+++ SUPPLIED ENTRIES +++
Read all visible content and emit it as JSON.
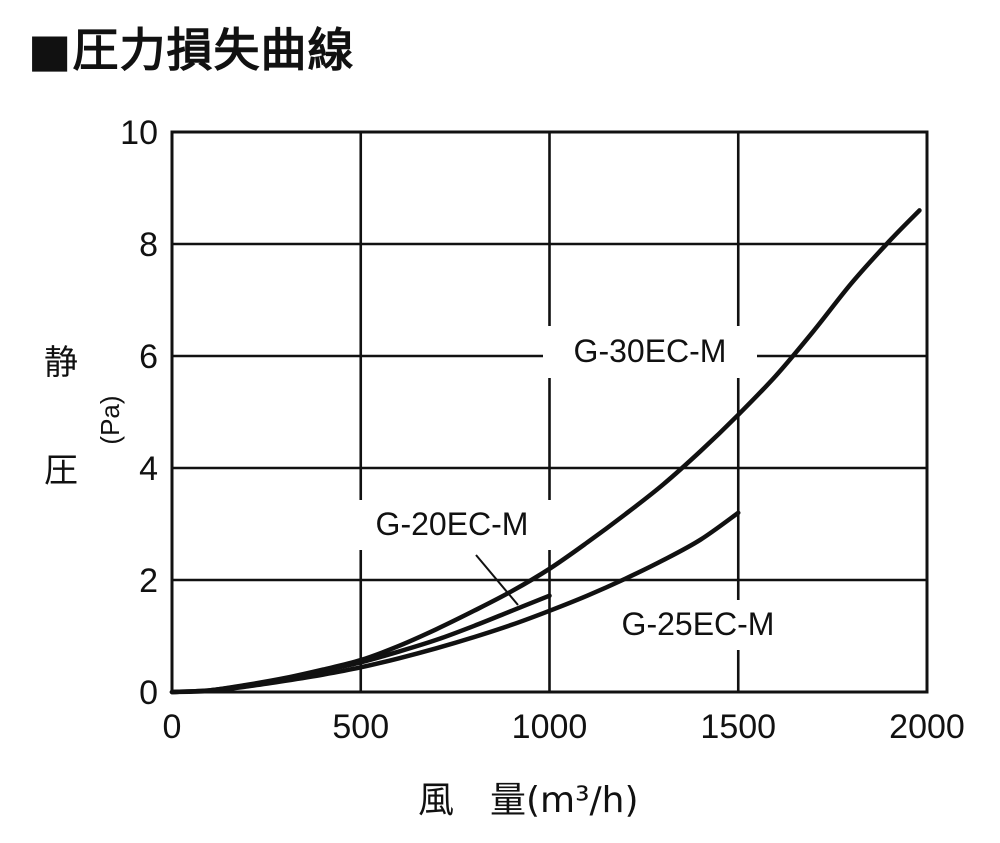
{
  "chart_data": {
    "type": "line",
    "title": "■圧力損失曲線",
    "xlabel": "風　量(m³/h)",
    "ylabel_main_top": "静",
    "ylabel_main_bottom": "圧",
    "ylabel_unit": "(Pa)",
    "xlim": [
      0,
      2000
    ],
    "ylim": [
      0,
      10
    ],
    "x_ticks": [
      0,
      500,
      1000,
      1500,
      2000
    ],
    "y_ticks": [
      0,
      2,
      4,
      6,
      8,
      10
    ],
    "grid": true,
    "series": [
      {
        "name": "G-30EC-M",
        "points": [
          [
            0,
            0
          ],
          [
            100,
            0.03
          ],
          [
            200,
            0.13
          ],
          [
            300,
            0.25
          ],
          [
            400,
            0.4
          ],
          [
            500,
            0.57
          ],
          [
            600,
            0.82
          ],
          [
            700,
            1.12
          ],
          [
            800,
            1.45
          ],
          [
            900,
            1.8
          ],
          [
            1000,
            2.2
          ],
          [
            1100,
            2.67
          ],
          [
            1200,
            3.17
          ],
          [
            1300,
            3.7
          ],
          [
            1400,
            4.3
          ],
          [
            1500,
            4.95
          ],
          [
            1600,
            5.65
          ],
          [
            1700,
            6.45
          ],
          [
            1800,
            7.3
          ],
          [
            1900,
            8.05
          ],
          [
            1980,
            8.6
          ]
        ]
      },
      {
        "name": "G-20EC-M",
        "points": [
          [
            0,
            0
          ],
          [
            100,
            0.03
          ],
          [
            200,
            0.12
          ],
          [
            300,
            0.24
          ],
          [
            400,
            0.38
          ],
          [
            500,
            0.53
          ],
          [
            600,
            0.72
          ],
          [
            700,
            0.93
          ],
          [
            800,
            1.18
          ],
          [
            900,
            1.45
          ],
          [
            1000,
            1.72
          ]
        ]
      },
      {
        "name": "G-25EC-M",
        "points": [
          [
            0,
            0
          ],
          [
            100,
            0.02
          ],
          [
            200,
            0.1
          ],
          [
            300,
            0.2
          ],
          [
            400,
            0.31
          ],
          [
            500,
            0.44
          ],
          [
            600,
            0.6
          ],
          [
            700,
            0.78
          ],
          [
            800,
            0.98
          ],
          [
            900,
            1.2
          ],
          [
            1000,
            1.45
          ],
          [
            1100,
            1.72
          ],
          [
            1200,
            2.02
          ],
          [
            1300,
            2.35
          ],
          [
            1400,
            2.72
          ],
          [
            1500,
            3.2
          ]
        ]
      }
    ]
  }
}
+++
+++ SUPPLIED ENTRIES +++
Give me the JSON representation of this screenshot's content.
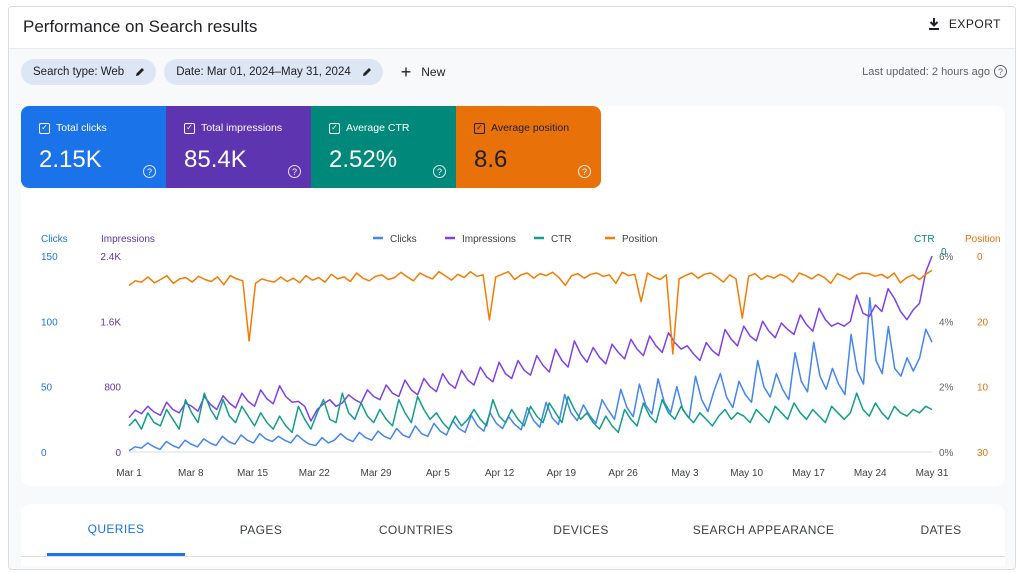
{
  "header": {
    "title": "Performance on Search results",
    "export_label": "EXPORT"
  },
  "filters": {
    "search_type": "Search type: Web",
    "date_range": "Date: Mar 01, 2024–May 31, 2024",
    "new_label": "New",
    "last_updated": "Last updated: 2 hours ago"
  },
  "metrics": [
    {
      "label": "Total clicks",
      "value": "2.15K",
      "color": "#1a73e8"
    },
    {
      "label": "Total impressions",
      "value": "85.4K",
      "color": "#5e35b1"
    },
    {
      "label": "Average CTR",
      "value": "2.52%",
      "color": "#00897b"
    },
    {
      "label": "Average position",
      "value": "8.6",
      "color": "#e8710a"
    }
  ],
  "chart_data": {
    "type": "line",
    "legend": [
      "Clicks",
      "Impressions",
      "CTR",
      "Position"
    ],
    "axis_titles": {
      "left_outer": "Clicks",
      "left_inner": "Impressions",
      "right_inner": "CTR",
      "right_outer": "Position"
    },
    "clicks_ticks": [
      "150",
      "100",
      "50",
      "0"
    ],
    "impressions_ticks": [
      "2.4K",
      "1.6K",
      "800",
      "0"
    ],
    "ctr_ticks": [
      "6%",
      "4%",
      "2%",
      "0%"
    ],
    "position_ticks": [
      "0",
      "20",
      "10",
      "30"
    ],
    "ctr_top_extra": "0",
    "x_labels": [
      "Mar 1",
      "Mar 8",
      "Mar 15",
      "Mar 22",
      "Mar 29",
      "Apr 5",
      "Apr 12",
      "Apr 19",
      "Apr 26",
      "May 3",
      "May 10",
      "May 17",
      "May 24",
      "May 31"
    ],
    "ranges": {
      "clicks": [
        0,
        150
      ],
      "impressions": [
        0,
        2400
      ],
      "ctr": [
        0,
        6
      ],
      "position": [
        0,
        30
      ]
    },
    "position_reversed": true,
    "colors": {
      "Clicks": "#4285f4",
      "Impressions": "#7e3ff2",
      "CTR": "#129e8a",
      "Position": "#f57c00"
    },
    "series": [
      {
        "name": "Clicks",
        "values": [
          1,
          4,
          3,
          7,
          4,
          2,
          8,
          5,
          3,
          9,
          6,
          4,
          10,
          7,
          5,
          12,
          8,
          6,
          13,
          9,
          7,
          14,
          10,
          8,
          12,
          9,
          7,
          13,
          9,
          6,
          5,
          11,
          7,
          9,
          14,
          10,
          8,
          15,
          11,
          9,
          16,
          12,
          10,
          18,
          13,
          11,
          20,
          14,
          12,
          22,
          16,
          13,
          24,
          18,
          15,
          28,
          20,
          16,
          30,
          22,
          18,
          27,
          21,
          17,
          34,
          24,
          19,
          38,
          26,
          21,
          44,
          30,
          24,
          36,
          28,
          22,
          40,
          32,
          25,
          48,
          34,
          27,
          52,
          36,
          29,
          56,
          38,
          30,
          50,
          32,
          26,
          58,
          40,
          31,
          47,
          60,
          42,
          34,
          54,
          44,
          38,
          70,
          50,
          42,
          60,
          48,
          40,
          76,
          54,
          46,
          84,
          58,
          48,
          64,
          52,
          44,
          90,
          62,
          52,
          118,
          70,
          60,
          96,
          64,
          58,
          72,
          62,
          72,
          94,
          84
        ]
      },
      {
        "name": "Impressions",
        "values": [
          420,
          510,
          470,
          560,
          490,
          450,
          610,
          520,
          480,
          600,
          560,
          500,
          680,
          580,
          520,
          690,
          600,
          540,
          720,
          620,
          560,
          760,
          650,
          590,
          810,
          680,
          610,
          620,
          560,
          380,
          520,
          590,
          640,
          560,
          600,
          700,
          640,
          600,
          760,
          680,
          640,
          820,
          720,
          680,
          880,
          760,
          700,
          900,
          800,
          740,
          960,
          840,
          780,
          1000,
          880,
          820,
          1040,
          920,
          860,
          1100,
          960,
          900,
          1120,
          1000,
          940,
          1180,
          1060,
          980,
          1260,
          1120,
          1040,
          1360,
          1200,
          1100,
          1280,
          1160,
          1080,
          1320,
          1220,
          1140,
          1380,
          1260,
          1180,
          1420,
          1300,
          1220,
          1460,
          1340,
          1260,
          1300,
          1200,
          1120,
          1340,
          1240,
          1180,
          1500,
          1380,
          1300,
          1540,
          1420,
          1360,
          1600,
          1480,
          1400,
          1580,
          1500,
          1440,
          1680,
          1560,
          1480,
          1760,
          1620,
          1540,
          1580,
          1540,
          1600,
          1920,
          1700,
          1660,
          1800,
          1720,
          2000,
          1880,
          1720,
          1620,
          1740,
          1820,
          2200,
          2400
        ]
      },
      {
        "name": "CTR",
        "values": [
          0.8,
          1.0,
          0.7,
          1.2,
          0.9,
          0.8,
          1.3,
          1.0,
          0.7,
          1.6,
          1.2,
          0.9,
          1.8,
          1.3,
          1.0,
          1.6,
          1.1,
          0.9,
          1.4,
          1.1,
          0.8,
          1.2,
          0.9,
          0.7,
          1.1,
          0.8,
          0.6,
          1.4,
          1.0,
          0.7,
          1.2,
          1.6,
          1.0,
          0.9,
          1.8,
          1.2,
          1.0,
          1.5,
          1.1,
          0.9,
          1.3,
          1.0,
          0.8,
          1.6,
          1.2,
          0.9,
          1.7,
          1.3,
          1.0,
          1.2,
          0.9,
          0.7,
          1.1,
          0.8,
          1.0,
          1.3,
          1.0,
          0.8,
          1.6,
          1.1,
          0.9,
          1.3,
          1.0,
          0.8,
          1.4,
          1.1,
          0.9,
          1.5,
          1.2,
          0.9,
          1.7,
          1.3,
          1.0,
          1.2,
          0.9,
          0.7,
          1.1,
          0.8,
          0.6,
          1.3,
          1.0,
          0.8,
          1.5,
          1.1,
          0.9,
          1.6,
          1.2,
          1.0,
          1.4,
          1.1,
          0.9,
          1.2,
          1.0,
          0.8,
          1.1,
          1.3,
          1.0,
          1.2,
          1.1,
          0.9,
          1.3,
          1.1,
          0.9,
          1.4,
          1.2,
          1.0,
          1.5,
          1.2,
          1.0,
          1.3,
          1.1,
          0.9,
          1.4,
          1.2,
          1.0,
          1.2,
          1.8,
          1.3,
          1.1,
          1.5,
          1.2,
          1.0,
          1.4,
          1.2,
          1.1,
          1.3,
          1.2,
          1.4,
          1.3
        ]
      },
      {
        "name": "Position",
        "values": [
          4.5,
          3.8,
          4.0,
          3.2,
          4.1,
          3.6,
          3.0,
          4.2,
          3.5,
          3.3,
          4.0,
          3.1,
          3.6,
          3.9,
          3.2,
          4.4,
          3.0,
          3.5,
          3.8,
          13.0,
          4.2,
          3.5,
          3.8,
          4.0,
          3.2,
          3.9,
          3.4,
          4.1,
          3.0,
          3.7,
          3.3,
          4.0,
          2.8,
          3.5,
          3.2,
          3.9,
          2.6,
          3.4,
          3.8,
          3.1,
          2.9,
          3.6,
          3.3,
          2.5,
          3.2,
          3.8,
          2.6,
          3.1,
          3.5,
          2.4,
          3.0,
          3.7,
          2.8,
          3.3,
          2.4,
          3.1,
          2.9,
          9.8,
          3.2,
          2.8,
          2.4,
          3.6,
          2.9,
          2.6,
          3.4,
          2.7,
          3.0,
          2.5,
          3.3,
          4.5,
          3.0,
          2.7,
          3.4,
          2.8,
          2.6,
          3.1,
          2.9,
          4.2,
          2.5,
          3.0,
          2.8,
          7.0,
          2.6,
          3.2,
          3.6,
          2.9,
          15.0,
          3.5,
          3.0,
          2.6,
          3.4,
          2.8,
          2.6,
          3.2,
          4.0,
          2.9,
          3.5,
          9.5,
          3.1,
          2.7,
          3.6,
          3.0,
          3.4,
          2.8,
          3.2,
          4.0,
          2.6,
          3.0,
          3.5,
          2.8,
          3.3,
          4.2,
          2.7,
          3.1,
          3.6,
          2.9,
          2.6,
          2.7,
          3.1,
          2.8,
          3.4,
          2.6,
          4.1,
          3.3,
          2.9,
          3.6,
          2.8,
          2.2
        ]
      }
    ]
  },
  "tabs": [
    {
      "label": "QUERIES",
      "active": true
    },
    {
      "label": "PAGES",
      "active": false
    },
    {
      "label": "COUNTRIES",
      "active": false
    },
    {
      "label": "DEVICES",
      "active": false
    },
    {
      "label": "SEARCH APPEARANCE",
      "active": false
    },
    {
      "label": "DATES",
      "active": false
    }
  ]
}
+++
Copy all lines from the material that contain "name".

        "name": "G-30EC-M",
        "name": "G-20EC-M",
        "name": "G-25EC-M",
        "name": "Clicks",
        "name": "Impressions",
        "name": "CTR",
        "name": "Position",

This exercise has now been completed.